**** Data for the task

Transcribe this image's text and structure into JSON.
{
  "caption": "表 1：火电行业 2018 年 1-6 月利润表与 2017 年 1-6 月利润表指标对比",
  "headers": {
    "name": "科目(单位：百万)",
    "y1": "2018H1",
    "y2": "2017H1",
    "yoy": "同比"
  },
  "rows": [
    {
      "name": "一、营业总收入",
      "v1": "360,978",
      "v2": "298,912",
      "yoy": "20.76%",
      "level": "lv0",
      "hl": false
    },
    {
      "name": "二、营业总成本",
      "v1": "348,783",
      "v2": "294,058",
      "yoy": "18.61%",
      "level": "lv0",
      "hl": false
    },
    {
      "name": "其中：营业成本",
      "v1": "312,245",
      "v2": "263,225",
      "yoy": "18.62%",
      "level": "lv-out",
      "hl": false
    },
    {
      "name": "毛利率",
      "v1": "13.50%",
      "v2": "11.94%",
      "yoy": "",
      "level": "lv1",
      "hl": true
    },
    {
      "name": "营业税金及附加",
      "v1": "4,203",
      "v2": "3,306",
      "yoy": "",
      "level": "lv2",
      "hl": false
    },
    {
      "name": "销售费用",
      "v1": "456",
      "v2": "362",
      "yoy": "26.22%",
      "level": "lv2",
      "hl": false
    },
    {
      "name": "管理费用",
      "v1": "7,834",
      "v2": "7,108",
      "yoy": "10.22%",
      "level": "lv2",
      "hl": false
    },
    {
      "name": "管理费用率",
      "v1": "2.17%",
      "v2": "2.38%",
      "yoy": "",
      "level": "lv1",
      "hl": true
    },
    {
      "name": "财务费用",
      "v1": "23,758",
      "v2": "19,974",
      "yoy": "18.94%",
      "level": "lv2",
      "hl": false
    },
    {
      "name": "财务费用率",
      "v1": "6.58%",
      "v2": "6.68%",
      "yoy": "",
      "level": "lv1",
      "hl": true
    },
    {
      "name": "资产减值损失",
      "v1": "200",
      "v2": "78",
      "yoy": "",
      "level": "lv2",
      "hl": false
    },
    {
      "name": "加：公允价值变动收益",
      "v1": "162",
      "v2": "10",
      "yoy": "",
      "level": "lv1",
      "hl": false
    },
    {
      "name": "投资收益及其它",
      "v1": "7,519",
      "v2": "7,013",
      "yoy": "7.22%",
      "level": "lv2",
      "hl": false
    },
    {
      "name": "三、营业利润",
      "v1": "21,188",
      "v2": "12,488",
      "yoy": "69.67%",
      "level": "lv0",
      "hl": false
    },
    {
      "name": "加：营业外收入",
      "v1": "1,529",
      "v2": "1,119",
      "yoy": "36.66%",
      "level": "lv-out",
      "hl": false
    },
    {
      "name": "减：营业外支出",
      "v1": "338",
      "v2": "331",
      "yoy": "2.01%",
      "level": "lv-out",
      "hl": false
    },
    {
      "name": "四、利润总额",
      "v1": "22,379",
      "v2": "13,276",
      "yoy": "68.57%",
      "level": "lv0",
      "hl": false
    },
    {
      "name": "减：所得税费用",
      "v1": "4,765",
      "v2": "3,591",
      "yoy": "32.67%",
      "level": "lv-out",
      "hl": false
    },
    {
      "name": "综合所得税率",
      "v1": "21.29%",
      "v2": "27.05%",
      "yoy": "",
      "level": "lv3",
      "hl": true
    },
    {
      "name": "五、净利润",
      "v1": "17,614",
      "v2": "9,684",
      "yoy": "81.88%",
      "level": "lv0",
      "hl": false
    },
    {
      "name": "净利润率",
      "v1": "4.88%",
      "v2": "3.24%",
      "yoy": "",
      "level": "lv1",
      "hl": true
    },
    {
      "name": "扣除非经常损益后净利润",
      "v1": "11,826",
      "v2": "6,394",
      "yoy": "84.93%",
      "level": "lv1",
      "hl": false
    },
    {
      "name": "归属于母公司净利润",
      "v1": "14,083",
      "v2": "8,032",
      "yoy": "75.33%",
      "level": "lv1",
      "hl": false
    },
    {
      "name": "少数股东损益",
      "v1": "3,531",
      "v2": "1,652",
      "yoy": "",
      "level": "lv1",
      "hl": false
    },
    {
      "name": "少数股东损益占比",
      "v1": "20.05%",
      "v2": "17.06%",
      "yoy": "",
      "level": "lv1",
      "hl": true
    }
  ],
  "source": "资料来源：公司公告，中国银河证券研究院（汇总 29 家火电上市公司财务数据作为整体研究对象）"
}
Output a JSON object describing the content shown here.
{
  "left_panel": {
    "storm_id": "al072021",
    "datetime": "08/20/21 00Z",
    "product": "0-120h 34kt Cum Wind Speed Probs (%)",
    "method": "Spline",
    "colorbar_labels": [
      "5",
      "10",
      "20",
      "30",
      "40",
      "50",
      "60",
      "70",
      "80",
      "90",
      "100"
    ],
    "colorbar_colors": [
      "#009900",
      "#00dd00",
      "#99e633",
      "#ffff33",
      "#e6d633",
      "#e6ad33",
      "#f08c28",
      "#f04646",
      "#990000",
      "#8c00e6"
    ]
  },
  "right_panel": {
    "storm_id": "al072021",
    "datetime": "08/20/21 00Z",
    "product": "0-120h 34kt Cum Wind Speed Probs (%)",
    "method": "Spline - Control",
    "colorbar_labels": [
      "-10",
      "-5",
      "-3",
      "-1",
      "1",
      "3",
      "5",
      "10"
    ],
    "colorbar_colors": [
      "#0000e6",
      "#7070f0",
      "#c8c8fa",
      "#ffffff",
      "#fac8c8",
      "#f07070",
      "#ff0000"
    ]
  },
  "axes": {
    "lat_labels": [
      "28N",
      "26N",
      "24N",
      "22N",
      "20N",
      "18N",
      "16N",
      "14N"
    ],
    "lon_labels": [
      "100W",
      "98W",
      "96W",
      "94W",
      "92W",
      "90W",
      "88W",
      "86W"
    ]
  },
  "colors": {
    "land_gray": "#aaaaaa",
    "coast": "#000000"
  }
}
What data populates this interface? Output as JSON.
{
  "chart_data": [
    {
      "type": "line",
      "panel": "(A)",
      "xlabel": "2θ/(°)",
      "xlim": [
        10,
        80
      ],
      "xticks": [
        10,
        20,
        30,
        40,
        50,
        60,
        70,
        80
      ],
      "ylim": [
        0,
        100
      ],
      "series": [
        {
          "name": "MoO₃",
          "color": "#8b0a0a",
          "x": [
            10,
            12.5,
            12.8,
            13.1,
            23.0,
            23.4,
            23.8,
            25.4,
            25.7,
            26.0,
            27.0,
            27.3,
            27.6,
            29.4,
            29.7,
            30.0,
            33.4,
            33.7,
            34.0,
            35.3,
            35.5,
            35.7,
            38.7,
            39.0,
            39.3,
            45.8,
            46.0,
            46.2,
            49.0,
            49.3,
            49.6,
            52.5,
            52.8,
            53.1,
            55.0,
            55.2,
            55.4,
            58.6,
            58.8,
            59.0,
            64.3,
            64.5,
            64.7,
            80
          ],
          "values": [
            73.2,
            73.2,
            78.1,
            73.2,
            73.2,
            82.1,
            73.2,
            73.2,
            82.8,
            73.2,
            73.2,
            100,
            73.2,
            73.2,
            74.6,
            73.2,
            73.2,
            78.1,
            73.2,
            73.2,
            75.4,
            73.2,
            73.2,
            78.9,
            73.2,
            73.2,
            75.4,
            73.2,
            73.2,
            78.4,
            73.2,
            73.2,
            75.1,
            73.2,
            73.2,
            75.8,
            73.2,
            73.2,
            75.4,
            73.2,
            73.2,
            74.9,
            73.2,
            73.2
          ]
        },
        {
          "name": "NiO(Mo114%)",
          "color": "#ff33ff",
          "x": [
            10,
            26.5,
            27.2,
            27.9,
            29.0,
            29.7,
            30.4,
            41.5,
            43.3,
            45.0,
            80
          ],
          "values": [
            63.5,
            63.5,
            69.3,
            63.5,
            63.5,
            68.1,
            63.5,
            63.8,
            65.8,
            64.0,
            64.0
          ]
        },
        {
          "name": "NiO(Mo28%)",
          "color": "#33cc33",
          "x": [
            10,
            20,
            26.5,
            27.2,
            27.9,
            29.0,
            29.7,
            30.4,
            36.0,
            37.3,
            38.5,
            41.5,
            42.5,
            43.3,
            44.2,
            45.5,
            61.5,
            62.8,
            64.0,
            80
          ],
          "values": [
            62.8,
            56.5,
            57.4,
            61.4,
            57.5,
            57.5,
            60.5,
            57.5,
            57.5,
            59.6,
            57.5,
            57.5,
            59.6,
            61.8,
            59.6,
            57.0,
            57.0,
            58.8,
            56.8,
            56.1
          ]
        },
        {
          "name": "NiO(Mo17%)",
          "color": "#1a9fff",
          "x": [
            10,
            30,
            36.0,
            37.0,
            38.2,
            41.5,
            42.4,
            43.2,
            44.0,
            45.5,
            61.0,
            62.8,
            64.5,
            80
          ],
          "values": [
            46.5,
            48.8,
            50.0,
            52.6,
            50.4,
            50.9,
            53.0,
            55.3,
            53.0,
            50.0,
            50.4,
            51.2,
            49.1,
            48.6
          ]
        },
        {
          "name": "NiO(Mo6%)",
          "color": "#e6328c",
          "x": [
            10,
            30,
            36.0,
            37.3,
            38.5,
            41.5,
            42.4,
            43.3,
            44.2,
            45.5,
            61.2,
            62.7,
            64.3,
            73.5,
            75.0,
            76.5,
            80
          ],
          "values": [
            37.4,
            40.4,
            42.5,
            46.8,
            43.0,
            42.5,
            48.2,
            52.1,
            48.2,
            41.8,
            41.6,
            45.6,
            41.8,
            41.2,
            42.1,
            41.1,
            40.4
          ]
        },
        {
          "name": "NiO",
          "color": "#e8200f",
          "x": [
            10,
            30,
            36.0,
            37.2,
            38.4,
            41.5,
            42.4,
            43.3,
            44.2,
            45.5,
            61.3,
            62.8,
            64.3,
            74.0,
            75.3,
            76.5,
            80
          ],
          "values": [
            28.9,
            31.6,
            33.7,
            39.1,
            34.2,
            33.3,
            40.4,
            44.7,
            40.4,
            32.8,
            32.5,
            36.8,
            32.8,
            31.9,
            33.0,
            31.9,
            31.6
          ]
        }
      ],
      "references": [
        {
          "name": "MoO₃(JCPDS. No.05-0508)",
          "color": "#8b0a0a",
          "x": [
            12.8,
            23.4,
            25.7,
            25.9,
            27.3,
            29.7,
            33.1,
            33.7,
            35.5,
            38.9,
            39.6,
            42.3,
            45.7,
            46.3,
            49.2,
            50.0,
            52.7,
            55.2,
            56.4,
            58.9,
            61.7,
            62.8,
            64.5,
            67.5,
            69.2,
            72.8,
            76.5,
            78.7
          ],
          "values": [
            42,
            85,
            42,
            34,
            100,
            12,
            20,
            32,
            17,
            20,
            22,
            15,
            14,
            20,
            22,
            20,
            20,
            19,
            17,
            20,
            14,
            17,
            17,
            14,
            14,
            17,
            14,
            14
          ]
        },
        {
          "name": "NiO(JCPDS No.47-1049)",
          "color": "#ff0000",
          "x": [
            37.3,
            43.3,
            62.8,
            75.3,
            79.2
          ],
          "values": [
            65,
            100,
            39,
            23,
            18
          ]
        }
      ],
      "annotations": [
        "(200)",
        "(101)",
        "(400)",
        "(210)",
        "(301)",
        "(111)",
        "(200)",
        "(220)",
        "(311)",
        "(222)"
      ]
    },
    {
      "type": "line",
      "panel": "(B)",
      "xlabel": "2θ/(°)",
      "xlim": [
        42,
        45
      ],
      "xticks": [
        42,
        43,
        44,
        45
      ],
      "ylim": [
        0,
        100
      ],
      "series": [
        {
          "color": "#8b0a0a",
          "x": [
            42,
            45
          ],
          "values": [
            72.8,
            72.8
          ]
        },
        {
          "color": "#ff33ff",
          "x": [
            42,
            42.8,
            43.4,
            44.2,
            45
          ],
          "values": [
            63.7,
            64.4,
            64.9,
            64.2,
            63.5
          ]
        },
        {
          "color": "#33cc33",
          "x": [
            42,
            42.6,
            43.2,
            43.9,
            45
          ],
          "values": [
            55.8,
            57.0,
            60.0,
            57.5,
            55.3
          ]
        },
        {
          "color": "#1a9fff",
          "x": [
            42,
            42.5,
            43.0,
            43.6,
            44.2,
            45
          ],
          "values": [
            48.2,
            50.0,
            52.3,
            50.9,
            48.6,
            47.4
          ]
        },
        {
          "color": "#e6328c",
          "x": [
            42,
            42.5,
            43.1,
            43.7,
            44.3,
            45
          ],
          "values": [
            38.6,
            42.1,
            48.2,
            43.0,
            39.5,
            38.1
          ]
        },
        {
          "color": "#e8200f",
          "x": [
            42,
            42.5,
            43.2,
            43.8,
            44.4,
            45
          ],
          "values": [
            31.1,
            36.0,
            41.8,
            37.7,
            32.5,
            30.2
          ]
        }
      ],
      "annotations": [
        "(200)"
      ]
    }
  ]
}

********

# Aim
Which lines above contain "method"? Show each of them.

# Response to this task
    "method": "Spline",
    "method": "Spline - Control",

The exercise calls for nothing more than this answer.